Job: Return each record below line for line, with every character unchanged.

##### Dataset entries

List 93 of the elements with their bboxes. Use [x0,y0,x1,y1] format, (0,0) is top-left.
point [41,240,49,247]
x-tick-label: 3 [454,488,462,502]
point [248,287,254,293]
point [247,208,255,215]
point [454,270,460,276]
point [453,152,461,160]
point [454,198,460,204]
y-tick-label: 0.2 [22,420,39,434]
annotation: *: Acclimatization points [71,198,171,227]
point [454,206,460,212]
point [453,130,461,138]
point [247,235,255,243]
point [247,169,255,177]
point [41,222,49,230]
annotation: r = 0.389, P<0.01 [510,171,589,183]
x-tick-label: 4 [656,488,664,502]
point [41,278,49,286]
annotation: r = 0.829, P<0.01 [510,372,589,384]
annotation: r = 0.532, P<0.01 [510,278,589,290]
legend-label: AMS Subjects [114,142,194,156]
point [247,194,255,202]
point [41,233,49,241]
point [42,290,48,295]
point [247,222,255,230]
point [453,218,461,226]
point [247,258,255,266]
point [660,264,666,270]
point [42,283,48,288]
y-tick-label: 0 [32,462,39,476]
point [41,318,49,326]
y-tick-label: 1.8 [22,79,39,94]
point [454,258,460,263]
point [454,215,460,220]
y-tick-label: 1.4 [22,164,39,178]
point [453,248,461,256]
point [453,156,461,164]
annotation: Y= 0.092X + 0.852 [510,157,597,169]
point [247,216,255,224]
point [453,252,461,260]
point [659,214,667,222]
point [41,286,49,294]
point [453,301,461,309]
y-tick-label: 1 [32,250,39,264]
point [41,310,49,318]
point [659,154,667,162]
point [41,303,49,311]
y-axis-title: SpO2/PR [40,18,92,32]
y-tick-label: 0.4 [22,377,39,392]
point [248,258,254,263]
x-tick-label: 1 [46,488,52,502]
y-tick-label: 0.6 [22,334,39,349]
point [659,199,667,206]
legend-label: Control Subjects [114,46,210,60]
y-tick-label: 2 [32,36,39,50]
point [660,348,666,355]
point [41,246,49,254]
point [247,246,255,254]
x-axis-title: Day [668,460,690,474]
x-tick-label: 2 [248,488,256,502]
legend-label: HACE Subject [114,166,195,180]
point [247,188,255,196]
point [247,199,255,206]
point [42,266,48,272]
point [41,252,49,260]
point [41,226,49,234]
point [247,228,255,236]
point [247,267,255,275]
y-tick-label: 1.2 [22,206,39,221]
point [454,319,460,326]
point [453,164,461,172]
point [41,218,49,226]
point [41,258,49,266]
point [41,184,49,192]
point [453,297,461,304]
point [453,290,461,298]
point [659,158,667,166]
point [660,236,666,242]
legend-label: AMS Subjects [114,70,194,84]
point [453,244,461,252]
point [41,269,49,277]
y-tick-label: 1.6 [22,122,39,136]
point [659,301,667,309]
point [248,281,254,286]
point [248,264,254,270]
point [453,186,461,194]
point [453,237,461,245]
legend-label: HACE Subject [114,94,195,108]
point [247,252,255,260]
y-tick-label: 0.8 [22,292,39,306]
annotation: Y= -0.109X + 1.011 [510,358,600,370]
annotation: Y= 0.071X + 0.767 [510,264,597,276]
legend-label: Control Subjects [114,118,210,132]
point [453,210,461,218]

##########

Full output:
List 93 of the elements with their bboxes. Use [x0,y0,x1,y1] format, (0,0) is top-left.
point [41,240,49,247]
x-tick-label: 3 [454,488,462,502]
point [248,287,254,293]
point [247,208,255,215]
point [454,270,460,276]
point [453,152,461,160]
point [454,198,460,204]
y-tick-label: 0.2 [22,420,39,434]
annotation: *: Acclimatization points [71,198,171,227]
point [454,206,460,212]
point [453,130,461,138]
point [247,235,255,243]
point [247,169,255,177]
point [41,222,49,230]
annotation: r = 0.389, P<0.01 [510,171,589,183]
x-tick-label: 4 [656,488,664,502]
point [41,278,49,286]
annotation: r = 0.829, P<0.01 [510,372,589,384]
annotation: r = 0.532, P<0.01 [510,278,589,290]
legend-label: AMS Subjects [114,142,194,156]
point [247,194,255,202]
point [41,233,49,241]
point [42,290,48,295]
point [247,222,255,230]
point [453,218,461,226]
point [247,258,255,266]
point [660,264,666,270]
point [42,283,48,288]
y-tick-label: 0 [32,462,39,476]
point [41,318,49,326]
y-tick-label: 1.8 [22,79,39,94]
point [454,258,460,263]
point [454,215,460,220]
y-tick-label: 1.4 [22,164,39,178]
point [453,248,461,256]
point [453,156,461,164]
annotation: Y= 0.092X + 0.852 [510,157,597,169]
point [247,216,255,224]
point [453,252,461,260]
point [659,214,667,222]
point [41,286,49,294]
point [453,301,461,309]
y-tick-label: 1 [32,250,39,264]
point [41,310,49,318]
point [659,154,667,162]
point [41,303,49,311]
y-axis-title: SpO2/PR [40,18,92,32]
y-tick-label: 0.4 [22,377,39,392]
point [248,258,254,263]
x-tick-label: 1 [46,488,52,502]
y-tick-label: 0.6 [22,334,39,349]
point [659,199,667,206]
legend-label: Control Subjects [114,46,210,60]
y-tick-label: 2 [32,36,39,50]
point [660,348,666,355]
point [41,246,49,254]
point [247,246,255,254]
x-axis-title: Day [668,460,690,474]
x-tick-label: 2 [248,488,256,502]
legend-label: HACE Subject [114,166,195,180]
point [247,188,255,196]
point [247,199,255,206]
point [42,266,48,272]
point [41,252,49,260]
point [41,226,49,234]
point [247,228,255,236]
point [247,267,255,275]
y-tick-label: 1.2 [22,206,39,221]
point [454,319,460,326]
point [453,164,461,172]
point [41,218,49,226]
point [41,258,49,266]
point [41,184,49,192]
point [453,297,461,304]
point [453,290,461,298]
point [659,158,667,166]
point [660,236,666,242]
legend-label: AMS Subjects [114,70,194,84]
point [453,244,461,252]
point [41,269,49,277]
y-tick-label: 1.6 [22,122,39,136]
point [659,301,667,309]
point [248,281,254,286]
point [248,264,254,270]
point [453,186,461,194]
point [453,237,461,245]
legend-label: HACE Subject [114,94,195,108]
point [247,252,255,260]
y-tick-label: 0.8 [22,292,39,306]
annotation: Y= -0.109X + 1.011 [510,358,600,370]
annotation: Y= 0.071X + 0.767 [510,264,597,276]
legend-label: Control Subjects [114,118,210,132]
point [453,210,461,218]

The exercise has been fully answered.